Collect all lines from the records below that include the word "Test".

## Begin DATA LINES

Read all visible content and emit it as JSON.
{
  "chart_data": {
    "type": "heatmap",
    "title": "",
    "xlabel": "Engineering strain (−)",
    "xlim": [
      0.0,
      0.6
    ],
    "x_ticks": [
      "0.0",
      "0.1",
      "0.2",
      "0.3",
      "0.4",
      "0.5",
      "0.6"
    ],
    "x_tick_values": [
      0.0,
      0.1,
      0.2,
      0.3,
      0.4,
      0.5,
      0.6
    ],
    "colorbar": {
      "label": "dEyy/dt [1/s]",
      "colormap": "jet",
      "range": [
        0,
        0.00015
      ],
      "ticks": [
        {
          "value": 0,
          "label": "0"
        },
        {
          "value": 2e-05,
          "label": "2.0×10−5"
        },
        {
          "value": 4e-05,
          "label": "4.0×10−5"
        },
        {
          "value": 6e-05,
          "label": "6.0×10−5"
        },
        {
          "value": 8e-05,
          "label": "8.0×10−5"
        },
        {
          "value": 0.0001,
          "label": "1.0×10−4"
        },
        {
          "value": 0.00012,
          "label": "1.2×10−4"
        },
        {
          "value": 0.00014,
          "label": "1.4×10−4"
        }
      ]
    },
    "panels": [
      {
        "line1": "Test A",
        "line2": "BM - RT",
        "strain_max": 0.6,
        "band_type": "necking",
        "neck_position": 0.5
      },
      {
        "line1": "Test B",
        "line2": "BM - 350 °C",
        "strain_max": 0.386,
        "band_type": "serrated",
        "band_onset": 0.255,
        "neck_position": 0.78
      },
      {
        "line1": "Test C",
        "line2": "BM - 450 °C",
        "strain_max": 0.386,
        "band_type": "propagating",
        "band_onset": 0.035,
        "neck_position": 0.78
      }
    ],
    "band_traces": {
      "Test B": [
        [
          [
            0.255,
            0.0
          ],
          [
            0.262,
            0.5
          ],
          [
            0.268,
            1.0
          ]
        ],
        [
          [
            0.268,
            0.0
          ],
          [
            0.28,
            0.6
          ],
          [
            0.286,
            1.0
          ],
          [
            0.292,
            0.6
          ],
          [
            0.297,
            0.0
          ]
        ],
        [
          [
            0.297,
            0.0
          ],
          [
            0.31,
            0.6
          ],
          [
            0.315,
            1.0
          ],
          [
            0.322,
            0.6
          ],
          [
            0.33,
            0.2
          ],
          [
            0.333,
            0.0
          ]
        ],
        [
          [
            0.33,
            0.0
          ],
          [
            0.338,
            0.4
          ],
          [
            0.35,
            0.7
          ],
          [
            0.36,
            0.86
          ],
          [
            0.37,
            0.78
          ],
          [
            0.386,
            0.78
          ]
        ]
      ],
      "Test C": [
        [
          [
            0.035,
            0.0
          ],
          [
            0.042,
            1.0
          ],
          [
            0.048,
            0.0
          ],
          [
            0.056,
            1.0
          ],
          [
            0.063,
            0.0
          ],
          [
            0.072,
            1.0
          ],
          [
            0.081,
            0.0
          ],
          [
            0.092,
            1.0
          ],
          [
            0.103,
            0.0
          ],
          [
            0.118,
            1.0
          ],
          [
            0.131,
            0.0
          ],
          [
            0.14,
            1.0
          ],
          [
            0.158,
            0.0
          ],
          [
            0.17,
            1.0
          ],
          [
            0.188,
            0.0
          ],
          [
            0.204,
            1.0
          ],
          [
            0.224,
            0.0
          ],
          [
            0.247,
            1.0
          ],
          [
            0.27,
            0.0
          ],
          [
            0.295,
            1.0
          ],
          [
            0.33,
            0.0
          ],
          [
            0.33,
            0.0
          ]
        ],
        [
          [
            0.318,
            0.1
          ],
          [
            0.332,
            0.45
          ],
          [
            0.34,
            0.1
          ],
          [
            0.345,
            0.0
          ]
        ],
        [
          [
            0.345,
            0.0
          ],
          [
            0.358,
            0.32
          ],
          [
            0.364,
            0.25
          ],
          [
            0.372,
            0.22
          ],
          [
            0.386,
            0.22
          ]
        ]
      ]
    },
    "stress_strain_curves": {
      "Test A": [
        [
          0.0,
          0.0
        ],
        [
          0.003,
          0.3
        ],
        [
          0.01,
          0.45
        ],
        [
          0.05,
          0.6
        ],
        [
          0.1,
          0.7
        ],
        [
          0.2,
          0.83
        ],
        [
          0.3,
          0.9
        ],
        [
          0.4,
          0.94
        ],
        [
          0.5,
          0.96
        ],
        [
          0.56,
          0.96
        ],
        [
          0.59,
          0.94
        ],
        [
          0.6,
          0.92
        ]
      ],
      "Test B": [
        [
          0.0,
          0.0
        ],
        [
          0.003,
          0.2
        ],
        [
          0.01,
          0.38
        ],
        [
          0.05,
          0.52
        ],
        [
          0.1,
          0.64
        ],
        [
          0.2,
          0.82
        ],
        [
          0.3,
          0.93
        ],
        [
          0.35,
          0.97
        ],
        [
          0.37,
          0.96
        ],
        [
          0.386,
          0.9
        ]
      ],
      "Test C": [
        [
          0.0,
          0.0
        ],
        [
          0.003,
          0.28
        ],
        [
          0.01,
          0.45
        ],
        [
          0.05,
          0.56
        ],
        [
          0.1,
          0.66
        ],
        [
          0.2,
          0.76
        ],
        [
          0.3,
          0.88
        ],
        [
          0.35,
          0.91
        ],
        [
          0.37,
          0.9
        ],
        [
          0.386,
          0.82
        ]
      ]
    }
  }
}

## End DATA LINES

PROBLEM SOLUTION =
        "line1": "Test A",
        "line1": "Test B",
        "line1": "Test C",
      "Test B": [
      "Test C": [
      "Test A": [
      "Test B": [
      "Test C": [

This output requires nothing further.